-- Start of RAW RECORDS --

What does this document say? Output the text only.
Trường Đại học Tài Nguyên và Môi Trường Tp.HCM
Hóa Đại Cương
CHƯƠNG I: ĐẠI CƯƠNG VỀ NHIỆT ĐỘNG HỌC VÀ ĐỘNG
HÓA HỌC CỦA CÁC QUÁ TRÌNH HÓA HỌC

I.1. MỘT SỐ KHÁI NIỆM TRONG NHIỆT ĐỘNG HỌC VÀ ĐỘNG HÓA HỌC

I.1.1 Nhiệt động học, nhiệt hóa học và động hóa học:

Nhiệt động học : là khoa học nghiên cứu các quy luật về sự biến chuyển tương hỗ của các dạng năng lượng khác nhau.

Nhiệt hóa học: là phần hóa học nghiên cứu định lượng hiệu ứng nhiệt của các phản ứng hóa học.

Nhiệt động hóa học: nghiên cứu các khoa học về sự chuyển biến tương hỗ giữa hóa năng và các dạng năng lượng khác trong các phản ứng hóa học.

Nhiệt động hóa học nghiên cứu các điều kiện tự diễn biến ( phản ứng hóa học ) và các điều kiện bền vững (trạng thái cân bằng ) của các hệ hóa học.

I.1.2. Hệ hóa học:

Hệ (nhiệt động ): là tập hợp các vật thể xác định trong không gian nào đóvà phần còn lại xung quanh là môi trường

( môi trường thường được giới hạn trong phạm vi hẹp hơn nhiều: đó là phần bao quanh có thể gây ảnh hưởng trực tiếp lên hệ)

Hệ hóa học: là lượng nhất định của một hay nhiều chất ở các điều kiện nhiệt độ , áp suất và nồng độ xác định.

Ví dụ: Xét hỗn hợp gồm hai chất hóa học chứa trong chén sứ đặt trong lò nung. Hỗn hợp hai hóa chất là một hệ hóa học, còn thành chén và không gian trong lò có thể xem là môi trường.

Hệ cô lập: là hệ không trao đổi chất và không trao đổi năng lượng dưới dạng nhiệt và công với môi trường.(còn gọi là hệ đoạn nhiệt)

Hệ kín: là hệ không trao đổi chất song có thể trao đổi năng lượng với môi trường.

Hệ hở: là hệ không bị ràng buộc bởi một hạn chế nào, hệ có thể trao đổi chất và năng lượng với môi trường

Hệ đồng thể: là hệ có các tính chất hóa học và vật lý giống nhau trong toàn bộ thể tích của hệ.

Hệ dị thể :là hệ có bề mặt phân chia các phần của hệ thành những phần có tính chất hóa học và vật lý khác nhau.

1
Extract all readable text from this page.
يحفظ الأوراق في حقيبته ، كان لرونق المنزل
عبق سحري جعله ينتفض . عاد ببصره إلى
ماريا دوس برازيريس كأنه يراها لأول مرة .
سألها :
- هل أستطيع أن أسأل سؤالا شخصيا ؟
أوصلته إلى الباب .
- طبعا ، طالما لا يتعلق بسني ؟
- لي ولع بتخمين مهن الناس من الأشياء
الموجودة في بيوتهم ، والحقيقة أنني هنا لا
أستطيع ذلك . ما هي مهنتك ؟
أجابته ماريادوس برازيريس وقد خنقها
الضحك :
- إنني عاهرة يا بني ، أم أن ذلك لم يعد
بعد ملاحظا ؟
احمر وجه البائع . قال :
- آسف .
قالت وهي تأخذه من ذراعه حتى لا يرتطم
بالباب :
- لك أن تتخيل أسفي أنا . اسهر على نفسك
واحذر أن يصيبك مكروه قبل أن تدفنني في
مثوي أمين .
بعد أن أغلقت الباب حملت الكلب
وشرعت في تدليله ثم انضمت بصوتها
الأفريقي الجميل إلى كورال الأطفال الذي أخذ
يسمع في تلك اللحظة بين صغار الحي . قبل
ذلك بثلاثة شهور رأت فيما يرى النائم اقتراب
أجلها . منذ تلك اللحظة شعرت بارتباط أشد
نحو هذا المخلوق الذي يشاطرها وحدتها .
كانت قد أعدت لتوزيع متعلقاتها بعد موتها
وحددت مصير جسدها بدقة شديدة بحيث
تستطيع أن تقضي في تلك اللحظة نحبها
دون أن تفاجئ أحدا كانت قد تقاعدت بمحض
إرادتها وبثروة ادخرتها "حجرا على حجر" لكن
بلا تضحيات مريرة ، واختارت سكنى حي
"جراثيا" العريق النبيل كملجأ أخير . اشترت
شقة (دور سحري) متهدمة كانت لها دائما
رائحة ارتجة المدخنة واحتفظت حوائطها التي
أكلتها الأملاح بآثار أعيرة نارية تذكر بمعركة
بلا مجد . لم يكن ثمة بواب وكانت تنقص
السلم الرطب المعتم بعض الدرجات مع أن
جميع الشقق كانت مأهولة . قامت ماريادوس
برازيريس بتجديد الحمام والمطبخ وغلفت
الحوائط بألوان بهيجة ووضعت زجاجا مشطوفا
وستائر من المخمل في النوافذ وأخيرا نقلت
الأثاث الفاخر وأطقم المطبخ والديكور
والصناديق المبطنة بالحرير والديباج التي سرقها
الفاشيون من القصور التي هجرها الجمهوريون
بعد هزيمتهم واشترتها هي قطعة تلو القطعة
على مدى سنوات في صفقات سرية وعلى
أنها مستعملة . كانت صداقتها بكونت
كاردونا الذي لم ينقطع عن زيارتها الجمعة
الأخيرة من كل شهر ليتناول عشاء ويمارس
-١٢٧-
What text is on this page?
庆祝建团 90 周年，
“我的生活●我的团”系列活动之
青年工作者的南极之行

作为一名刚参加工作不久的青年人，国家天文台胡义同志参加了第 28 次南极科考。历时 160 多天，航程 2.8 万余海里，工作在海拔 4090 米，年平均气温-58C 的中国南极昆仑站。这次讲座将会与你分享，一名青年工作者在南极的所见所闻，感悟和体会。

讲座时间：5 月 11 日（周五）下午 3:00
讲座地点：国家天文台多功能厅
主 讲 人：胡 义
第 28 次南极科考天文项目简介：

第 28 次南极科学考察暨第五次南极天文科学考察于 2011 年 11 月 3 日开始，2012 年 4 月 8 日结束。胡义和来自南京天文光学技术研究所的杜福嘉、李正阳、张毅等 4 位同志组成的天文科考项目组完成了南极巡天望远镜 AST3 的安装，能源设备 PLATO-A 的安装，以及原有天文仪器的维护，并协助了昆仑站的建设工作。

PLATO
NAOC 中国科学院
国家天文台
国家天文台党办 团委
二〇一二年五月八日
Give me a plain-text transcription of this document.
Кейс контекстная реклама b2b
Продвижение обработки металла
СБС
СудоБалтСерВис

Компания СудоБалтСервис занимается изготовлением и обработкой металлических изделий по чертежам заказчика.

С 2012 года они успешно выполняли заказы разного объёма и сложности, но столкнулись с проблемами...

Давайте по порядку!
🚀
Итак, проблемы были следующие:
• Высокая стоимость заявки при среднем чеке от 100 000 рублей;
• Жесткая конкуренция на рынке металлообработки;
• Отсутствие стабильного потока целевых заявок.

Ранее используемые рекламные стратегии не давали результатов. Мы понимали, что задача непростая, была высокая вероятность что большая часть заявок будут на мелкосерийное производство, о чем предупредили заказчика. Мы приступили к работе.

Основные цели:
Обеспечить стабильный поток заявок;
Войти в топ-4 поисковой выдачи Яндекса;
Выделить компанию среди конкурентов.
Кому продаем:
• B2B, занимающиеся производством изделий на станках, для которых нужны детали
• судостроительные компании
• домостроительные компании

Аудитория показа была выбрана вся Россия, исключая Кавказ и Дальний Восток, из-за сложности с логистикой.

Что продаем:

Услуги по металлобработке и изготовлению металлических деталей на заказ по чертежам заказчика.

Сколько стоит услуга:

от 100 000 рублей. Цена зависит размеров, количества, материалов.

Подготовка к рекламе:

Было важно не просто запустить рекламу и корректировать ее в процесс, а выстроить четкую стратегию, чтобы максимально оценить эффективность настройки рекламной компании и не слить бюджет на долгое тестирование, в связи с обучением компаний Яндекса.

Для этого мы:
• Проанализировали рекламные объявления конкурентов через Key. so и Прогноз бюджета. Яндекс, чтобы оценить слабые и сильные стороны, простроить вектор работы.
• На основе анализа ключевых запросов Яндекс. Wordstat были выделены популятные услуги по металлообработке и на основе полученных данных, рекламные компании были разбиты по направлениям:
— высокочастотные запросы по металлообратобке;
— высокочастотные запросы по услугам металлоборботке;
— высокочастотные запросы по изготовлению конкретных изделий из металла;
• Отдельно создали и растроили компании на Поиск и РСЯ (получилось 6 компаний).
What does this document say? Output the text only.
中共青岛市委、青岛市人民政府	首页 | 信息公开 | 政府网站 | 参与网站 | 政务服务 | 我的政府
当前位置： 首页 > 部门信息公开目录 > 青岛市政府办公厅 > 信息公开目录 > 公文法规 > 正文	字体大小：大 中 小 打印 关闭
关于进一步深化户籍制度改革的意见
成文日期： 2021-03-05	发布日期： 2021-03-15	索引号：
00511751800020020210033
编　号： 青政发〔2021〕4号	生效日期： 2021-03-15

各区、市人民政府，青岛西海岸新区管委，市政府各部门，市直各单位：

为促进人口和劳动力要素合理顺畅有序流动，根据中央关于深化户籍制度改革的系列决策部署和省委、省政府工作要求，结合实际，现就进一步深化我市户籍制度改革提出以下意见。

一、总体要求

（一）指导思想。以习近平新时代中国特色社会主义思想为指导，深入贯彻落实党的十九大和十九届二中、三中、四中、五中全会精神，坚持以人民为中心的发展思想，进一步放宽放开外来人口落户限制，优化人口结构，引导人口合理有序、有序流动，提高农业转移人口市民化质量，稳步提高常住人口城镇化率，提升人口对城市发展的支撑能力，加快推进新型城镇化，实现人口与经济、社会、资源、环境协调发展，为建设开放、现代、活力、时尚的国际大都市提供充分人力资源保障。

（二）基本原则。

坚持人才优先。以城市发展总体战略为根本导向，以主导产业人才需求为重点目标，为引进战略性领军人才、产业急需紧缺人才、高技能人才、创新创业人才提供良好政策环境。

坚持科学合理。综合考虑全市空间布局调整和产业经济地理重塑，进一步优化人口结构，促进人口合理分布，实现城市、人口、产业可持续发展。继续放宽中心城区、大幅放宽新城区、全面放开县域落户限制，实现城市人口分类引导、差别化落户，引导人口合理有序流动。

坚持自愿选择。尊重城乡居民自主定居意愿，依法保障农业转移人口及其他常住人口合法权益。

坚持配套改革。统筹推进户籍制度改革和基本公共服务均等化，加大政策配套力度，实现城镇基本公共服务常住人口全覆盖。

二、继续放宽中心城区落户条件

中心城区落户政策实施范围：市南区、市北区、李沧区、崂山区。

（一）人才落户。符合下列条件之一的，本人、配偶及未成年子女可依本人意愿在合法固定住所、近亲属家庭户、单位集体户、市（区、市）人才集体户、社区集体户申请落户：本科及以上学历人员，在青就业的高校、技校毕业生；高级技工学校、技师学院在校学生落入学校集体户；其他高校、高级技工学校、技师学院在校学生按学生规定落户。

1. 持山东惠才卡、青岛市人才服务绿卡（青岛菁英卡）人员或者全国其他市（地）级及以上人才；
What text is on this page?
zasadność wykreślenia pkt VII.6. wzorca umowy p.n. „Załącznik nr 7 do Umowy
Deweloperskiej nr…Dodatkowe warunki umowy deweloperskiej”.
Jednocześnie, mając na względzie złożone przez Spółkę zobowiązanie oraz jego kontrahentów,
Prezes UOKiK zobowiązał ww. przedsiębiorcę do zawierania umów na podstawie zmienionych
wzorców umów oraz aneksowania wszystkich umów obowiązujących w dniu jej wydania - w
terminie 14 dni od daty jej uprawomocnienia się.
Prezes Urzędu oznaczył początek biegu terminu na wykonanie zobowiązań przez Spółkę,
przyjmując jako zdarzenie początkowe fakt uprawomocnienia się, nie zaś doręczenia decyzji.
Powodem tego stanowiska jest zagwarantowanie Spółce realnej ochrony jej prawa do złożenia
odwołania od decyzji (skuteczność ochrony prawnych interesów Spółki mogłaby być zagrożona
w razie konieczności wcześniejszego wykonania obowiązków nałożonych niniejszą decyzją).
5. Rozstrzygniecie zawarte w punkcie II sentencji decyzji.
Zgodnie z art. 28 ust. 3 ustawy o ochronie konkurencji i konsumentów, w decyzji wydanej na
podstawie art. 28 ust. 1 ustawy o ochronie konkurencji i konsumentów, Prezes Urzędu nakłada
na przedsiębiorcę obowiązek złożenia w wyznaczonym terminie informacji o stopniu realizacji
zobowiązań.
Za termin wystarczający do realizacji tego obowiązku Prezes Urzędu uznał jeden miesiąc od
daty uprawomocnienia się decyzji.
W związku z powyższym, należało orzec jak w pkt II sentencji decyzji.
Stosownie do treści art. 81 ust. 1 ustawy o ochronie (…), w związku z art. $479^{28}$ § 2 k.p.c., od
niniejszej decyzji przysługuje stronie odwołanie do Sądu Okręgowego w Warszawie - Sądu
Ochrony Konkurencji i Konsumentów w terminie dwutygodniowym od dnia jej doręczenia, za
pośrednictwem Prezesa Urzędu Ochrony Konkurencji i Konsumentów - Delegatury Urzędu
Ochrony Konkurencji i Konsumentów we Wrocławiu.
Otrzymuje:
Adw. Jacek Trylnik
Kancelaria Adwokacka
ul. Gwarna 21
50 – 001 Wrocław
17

-- End of RAW RECORDS --

WHAT IS BEING ASKED — Which lines in the listing above hold the word "przedsiębiorcę"? Show each of them.

RESPONSE FOR THIS EXERCISE —
Prezes UOKiK zobowiązał ww. przedsiębiorcę do zawierania umów na podstawie zmienionych
na przedsiębiorcę obowiązek złożenia w wyznaczonym terminie informacji o stopniu realizacji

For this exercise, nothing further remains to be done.